Exercise objective >> Locate all lines with the word "nazwisko" and copy them out.

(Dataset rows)
---+---
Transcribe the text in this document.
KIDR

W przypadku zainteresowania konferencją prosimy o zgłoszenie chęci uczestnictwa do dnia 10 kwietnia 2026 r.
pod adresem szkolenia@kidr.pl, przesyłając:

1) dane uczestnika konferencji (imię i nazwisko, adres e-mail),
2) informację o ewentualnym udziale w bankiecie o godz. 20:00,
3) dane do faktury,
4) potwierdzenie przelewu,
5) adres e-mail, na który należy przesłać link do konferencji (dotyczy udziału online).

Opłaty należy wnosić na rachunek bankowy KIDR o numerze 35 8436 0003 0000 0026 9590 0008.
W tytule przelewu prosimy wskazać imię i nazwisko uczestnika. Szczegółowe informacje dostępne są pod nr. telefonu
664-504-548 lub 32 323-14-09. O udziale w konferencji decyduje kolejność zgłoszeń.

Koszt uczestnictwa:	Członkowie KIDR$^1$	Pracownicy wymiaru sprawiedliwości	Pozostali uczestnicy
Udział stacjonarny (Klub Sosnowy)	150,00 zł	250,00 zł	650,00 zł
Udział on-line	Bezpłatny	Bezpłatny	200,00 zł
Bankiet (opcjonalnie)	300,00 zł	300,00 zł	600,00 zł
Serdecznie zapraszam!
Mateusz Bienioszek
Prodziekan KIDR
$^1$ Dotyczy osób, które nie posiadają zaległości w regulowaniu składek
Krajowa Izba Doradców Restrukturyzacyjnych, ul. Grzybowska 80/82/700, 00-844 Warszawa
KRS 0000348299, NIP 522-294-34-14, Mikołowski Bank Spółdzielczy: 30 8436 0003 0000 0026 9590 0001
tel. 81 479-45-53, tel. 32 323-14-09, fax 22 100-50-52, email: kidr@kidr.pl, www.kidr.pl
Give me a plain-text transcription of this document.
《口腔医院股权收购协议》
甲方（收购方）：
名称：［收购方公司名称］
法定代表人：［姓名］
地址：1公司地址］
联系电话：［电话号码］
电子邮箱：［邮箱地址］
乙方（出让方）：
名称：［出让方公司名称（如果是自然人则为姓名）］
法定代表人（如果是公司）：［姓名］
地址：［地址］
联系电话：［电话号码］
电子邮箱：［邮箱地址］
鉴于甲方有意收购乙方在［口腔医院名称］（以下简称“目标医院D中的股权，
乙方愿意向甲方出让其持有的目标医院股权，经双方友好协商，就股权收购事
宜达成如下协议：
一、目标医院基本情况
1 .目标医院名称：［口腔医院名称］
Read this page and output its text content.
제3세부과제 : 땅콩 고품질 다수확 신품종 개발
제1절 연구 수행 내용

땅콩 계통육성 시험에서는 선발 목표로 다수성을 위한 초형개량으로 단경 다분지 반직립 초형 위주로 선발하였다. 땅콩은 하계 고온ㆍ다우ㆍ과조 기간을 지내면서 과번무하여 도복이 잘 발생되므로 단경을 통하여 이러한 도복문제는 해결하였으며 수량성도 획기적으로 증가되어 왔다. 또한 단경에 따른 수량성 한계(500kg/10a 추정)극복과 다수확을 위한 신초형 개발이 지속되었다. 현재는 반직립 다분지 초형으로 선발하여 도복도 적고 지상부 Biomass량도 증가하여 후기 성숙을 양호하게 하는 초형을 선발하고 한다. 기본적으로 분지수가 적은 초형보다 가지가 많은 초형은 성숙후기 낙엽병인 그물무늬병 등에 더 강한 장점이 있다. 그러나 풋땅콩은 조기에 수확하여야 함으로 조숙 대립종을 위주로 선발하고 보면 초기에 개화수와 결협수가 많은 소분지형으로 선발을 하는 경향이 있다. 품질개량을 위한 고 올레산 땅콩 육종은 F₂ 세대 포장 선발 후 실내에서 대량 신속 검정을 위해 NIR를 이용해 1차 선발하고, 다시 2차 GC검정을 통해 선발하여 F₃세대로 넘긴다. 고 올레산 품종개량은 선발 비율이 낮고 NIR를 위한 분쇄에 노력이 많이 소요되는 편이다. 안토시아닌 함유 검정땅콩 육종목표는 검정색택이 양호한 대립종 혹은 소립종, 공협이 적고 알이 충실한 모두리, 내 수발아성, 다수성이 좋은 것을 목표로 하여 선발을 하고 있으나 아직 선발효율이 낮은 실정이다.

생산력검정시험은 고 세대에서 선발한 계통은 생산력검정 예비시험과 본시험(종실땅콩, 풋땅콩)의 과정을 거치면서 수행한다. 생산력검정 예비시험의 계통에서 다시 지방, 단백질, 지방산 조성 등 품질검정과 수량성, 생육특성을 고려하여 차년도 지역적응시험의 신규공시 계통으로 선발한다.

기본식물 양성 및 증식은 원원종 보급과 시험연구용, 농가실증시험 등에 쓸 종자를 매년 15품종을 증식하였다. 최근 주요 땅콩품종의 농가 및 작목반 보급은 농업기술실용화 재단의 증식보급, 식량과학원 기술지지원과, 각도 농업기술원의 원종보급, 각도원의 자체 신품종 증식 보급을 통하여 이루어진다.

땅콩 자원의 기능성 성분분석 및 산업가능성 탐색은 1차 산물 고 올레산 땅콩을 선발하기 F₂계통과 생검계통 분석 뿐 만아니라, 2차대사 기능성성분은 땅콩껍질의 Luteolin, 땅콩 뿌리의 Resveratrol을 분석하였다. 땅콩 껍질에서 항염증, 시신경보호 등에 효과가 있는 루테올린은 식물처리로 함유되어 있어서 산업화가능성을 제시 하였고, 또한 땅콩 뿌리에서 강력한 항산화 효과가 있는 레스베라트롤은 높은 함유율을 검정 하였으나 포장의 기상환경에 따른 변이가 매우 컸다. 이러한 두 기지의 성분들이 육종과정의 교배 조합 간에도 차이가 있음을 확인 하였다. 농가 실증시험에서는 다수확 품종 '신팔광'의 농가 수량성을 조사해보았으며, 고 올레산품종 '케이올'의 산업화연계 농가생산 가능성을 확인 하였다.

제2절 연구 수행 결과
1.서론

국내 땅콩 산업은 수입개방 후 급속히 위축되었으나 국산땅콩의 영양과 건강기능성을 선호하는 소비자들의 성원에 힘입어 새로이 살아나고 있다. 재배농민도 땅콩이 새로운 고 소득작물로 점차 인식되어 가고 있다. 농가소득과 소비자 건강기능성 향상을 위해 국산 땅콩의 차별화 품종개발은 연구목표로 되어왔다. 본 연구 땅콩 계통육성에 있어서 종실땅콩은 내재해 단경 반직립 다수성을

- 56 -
---+---
Task output >>
1) dane uczestnika konferencji (imię i nazwisko, adres e-mail),
W tytule przelewu prosimy wskazać imię i nazwisko uczestnika. Szczegółowe informacje dostępne są pod nr. telefonu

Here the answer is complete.